Set out the lines below as a Markdown table with the columns Row and Line, putting a row number beside each line and leaving out any blank lines.

[START OF Data for processing]

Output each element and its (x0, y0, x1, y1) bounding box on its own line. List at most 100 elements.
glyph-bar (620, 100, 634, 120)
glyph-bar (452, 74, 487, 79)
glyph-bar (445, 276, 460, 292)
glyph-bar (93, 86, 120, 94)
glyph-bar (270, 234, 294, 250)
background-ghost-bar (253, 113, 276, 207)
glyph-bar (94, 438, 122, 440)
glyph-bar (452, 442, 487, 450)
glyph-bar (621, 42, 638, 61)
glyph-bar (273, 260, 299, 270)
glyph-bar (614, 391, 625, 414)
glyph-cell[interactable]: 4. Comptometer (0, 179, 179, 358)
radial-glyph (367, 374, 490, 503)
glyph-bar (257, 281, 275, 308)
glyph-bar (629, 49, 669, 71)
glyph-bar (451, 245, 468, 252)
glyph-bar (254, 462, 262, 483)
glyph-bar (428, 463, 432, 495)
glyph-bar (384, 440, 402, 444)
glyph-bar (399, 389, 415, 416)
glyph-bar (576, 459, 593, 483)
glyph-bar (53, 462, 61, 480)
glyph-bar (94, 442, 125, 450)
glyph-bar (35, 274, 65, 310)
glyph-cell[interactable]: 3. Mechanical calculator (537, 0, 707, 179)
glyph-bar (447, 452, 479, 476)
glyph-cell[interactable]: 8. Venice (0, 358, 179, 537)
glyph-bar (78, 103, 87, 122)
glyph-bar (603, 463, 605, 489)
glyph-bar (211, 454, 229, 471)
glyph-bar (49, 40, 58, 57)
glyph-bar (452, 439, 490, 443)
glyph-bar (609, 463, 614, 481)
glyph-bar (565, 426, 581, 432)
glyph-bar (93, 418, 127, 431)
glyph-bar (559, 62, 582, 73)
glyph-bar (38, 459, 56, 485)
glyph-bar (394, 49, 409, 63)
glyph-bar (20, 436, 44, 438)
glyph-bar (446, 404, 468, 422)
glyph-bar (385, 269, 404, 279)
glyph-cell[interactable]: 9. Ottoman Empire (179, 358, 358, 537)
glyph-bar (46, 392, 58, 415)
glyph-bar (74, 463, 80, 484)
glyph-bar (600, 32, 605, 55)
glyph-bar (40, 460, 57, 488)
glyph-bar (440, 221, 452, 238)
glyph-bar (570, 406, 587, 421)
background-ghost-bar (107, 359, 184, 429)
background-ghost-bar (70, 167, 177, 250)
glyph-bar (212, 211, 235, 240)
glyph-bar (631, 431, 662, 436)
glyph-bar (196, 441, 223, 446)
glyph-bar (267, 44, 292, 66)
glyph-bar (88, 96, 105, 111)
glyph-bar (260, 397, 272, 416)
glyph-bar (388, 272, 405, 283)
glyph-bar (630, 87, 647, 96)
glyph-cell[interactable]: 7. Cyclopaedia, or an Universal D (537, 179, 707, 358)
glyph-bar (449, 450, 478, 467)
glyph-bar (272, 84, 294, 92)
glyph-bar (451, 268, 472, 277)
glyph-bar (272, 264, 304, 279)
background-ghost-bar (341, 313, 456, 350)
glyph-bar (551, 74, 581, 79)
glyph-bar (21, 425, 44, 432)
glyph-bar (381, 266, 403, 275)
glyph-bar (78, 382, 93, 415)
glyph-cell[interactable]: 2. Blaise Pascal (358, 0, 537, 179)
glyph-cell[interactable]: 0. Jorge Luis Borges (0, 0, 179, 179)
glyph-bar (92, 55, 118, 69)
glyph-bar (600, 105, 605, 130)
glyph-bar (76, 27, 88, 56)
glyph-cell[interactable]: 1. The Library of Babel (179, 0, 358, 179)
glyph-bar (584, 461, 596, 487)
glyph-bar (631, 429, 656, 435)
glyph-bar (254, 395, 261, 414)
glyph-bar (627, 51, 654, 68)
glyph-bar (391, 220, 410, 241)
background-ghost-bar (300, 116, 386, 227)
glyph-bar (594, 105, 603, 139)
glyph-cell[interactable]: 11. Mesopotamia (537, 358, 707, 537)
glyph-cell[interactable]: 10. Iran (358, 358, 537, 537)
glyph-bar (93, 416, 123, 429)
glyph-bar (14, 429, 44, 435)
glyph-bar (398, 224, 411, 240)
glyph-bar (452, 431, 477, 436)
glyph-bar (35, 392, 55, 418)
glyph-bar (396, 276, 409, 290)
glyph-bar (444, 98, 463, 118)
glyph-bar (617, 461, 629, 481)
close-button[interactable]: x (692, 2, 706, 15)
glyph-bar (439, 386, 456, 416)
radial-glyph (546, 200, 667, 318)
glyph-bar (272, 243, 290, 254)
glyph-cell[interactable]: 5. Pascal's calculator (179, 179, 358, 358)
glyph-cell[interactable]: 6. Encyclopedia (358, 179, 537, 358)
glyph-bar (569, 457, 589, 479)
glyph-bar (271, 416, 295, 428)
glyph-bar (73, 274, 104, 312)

[END OF Data for processing]

> _Complete answer_:
| Row | Line |
|---|---|
| 1 | Output each element and its (x0, y0, x1, y1) bounding box on its own line. List at most 100 elements. |
| 2 | glyph-bar (620, 100, 634, 120) |
| 3 | glyph-bar (452, 74, 487, 79) |
| 4 | glyph-bar (445, 276, 460, 292) |
| 5 | glyph-bar (93, 86, 120, 94) |
| 6 | glyph-bar (270, 234, 294, 250) |
| 7 | background-ghost-bar (253, 113, 276, 207) |
| 8 | glyph-bar (94, 438, 122, 440) |
| 9 | glyph-bar (452, 442, 487, 450) |
| 10 | glyph-bar (621, 42, 638, 61) |
| 11 | glyph-bar (273, 260, 299, 270) |
| 12 | glyph-bar (614, 391, 625, 414) |
| 13 | glyph-cell[interactable]: 4. Comptometer (0, 179, 179, 358) |
| 14 | radial-glyph (367, 374, 490, 503) |
| 15 | glyph-bar (257, 281, 275, 308) |
| 16 | glyph-bar (629, 49, 669, 71) |
| 17 | glyph-bar (451, 245, 468, 252) |
| 18 | glyph-bar (254, 462, 262, 483) |
| 19 | glyph-bar (428, 463, 432, 495) |
| 20 | glyph-bar (384, 440, 402, 444) |
| 21 | glyph-bar (399, 389, 415, 416) |
| 22 | glyph-bar (576, 459, 593, 483) |
| 23 | glyph-bar (53, 462, 61, 480) |
| 24 | glyph-bar (94, 442, 125, 450) |
| 25 | glyph-bar (35, 274, 65, 310) |
| 26 | glyph-cell[interactable]: 3. Mechanical calculator (537, 0, 707, 179) |
| 27 | glyph-bar (447, 452, 479, 476) |
| 28 | glyph-cell[interactable]: 8. Venice (0, 358, 179, 537) |
| 29 | glyph-bar (78, 103, 87, 122) |
| 30 | glyph-bar (603, 463, 605, 489) |
| 31 | glyph-bar (211, 454, 229, 471) |
| 32 | glyph-bar (49, 40, 58, 57) |
| 33 | glyph-bar (452, 439, 490, 443) |
| 34 | glyph-bar (609, 463, 614, 481) |
| 35 | glyph-bar (565, 426, 581, 432) |
| 36 | glyph-bar (93, 418, 127, 431) |
| 37 | glyph-bar (559, 62, 582, 73) |
| 38 | glyph-bar (38, 459, 56, 485) |
| 39 | glyph-bar (394, 49, 409, 63) |
| 40 | glyph-bar (20, 436, 44, 438) |
| 41 | glyph-bar (446, 404, 468, 422) |
| 42 | glyph-bar (385, 269, 404, 279) |
| 43 | glyph-cell[interactable]: 9. Ottoman Empire (179, 358, 358, 537) |
| 44 | glyph-bar (46, 392, 58, 415) |
| 45 | glyph-bar (74, 463, 80, 484) |
| 46 | glyph-bar (600, 32, 605, 55) |
| 47 | glyph-bar (40, 460, 57, 488) |
| 48 | glyph-bar (440, 221, 452, 238) |
| 49 | glyph-bar (570, 406, 587, 421) |
| 50 | background-ghost-bar (107, 359, 184, 429) |
| 51 | background-ghost-bar (70, 167, 177, 250) |
| 52 | glyph-bar (212, 211, 235, 240) |
| 53 | glyph-bar (631, 431, 662, 436) |
| 54 | glyph-bar (196, 441, 223, 446) |
| 55 | glyph-bar (267, 44, 292, 66) |
| 56 | glyph-bar (88, 96, 105, 111) |
| 57 | glyph-bar (260, 397, 272, 416) |
| 58 | glyph-bar (388, 272, 405, 283) |
| 59 | glyph-bar (630, 87, 647, 96) |
| 60 | glyph-cell[interactable]: 7. Cyclopaedia, or an Universal D (537, 179, 707, 358) |
| 61 | glyph-bar (449, 450, 478, 467) |
| 62 | glyph-bar (272, 84, 294, 92) |
| 63 | glyph-bar (451, 268, 472, 277) |
| 64 | glyph-bar (272, 264, 304, 279) |
| 65 | background-ghost-bar (341, 313, 456, 350) |
| 66 | glyph-bar (551, 74, 581, 79) |
| 67 | glyph-bar (21, 425, 44, 432) |
| 68 | glyph-bar (381, 266, 403, 275) |
| 69 | glyph-bar (78, 382, 93, 415) |
| 70 | glyph-cell[interactable]: 2. Blaise Pascal (358, 0, 537, 179) |
| 71 | glyph-cell[interactable]: 0. Jorge Luis Borges (0, 0, 179, 179) |
| 72 | glyph-bar (92, 55, 118, 69) |
| 73 | glyph-bar (600, 105, 605, 130) |
| 74 | glyph-bar (76, 27, 88, 56) |
| 75 | glyph-cell[interactable]: 1. The Library of Babel (179, 0, 358, 179) |
| 76 | glyph-bar (584, 461, 596, 487) |
| 77 | glyph-bar (631, 429, 656, 435) |
| 78 | glyph-bar (254, 395, 261, 414) |
| 79 | glyph-bar (627, 51, 654, 68) |
| 80 | glyph-bar (391, 220, 410, 241) |
| 81 | background-ghost-bar (300, 116, 386, 227) |
| 82 | glyph-bar (594, 105, 603, 139) |
| 83 | glyph-cell[interactable]: 11. Mesopotamia (537, 358, 707, 537) |
| 84 | glyph-cell[interactable]: 10. Iran (358, 358, 537, 537) |
| 85 | glyph-bar (93, 416, 123, 429) |
| 86 | glyph-bar (14, 429, 44, 435) |
| 87 | glyph-bar (398, 224, 411, 240) |
| 88 | glyph-bar (452, 431, 477, 436) |
| 89 | glyph-bar (35, 392, 55, 418) |
| 90 | glyph-bar (396, 276, 409, 290) |
| 91 | glyph-bar (444, 98, 463, 118) |
| 92 | glyph-bar (617, 461, 629, 481) |
| 93 | close-button[interactable]: x (692, 2, 706, 15) |
| 94 | glyph-bar (439, 386, 456, 416) |
| 95 | radial-glyph (546, 200, 667, 318) |
| 96 | glyph-bar (272, 243, 290, 254) |
| 97 | glyph-cell[interactable]: 5. Pascal's calculator (179, 179, 358, 358) |
| 98 | glyph-cell[interactable]: 6. Encyclopedia (358, 179, 537, 358) |
| 99 | glyph-bar (569, 457, 589, 479) |
| 100 | glyph-bar (271, 416, 295, 428) |
| 101 | glyph-bar (73, 274, 104, 312) |